--- Start of Items ---
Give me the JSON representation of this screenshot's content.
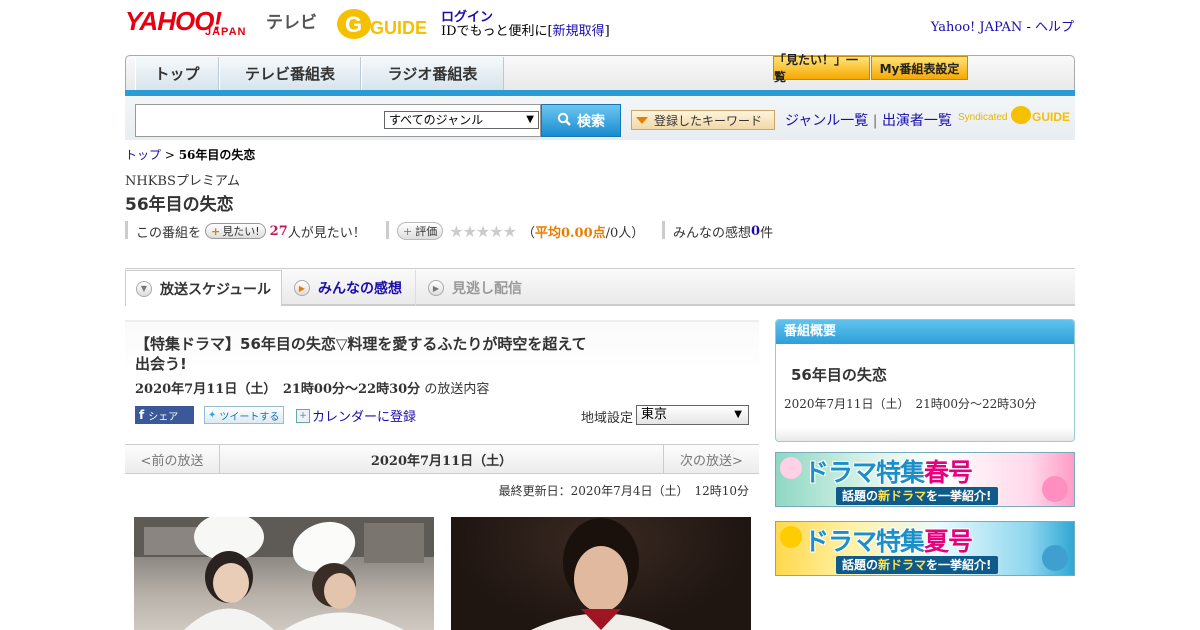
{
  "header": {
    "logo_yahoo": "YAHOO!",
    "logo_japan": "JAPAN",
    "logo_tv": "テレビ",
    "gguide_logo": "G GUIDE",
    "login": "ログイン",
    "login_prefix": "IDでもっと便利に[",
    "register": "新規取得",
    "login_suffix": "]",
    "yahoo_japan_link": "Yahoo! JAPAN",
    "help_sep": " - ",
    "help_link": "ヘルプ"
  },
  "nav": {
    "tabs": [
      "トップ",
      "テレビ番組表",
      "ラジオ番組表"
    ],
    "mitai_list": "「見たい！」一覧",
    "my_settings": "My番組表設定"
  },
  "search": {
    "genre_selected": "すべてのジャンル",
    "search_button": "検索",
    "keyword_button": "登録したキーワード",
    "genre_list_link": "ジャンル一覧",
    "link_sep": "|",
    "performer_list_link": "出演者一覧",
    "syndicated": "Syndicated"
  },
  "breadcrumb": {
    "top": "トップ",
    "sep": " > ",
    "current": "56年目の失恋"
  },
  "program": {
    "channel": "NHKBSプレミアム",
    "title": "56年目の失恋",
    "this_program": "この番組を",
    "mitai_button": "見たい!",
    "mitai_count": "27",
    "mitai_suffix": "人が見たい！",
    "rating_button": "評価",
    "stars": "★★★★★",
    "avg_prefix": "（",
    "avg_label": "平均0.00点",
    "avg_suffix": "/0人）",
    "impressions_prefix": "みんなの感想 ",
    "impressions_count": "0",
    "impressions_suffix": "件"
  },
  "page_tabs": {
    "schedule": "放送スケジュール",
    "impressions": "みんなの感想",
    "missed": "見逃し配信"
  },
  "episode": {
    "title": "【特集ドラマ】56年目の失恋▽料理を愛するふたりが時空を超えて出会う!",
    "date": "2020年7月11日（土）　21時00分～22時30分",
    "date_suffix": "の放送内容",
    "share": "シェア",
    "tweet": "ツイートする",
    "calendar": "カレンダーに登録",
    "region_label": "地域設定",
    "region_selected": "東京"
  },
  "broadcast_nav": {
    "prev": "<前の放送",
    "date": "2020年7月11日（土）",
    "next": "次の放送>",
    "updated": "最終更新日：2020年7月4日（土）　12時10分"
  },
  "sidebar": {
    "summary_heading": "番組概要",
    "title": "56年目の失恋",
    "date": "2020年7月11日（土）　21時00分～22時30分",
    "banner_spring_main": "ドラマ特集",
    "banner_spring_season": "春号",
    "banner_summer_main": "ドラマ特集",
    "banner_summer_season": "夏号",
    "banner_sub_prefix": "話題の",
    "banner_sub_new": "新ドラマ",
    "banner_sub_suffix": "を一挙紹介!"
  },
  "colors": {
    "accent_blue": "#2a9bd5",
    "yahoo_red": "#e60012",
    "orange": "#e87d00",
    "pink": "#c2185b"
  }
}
--- End of Items ---
• [Direction]
Write out each line again precisely as it appears, skipping every picture.

• [Finished task]
Give me the JSON representation of this screenshot's content.
{
  "header": {
    "logo_yahoo": "YAHOO!",
    "logo_japan": "JAPAN",
    "logo_tv": "テレビ",
    "gguide_logo": "G GUIDE",
    "login": "ログイン",
    "login_prefix": "IDでもっと便利に[",
    "register": "新規取得",
    "login_suffix": "]",
    "yahoo_japan_link": "Yahoo! JAPAN",
    "help_sep": " - ",
    "help_link": "ヘルプ"
  },
  "nav": {
    "tabs": [
      "トップ",
      "テレビ番組表",
      "ラジオ番組表"
    ],
    "mitai_list": "「見たい！」一覧",
    "my_settings": "My番組表設定"
  },
  "search": {
    "genre_selected": "すべてのジャンル",
    "search_button": "検索",
    "keyword_button": "登録したキーワード",
    "genre_list_link": "ジャンル一覧",
    "link_sep": "|",
    "performer_list_link": "出演者一覧",
    "syndicated": "Syndicated"
  },
  "breadcrumb": {
    "top": "トップ",
    "sep": " > ",
    "current": "56年目の失恋"
  },
  "program": {
    "channel": "NHKBSプレミアム",
    "title": "56年目の失恋",
    "this_program": "この番組を",
    "mitai_button": "見たい!",
    "mitai_count": "27",
    "mitai_suffix": "人が見たい！",
    "rating_button": "評価",
    "stars": "★★★★★",
    "avg_prefix": "（",
    "avg_label": "平均0.00点",
    "avg_suffix": "/0人）",
    "impressions_prefix": "みんなの感想 ",
    "impressions_count": "0",
    "impressions_suffix": "件"
  },
  "page_tabs": {
    "schedule": "放送スケジュール",
    "impressions": "みんなの感想",
    "missed": "見逃し配信"
  },
  "episode": {
    "title": "【特集ドラマ】56年目の失恋▽料理を愛するふたりが時空を超えて出会う!",
    "date": "2020年7月11日（土）　21時00分～22時30分",
    "date_suffix": "の放送内容",
    "share": "シェア",
    "tweet": "ツイートする",
    "calendar": "カレンダーに登録",
    "region_label": "地域設定",
    "region_selected": "東京"
  },
  "broadcast_nav": {
    "prev": "<前の放送",
    "date": "2020年7月11日（土）",
    "next": "次の放送>",
    "updated": "最終更新日：2020年7月4日（土）　12時10分"
  },
  "sidebar": {
    "summary_heading": "番組概要",
    "title": "56年目の失恋",
    "date": "2020年7月11日（土）　21時00分～22時30分",
    "banner_spring_main": "ドラマ特集",
    "banner_spring_season": "春号",
    "banner_summer_main": "ドラマ特集",
    "banner_summer_season": "夏号",
    "banner_sub_prefix": "話題の",
    "banner_sub_new": "新ドラマ",
    "banner_sub_suffix": "を一挙紹介!"
  },
  "colors": {
    "accent_blue": "#2a9bd5",
    "yahoo_red": "#e60012",
    "orange": "#e87d00",
    "pink": "#c2185b"
  }
}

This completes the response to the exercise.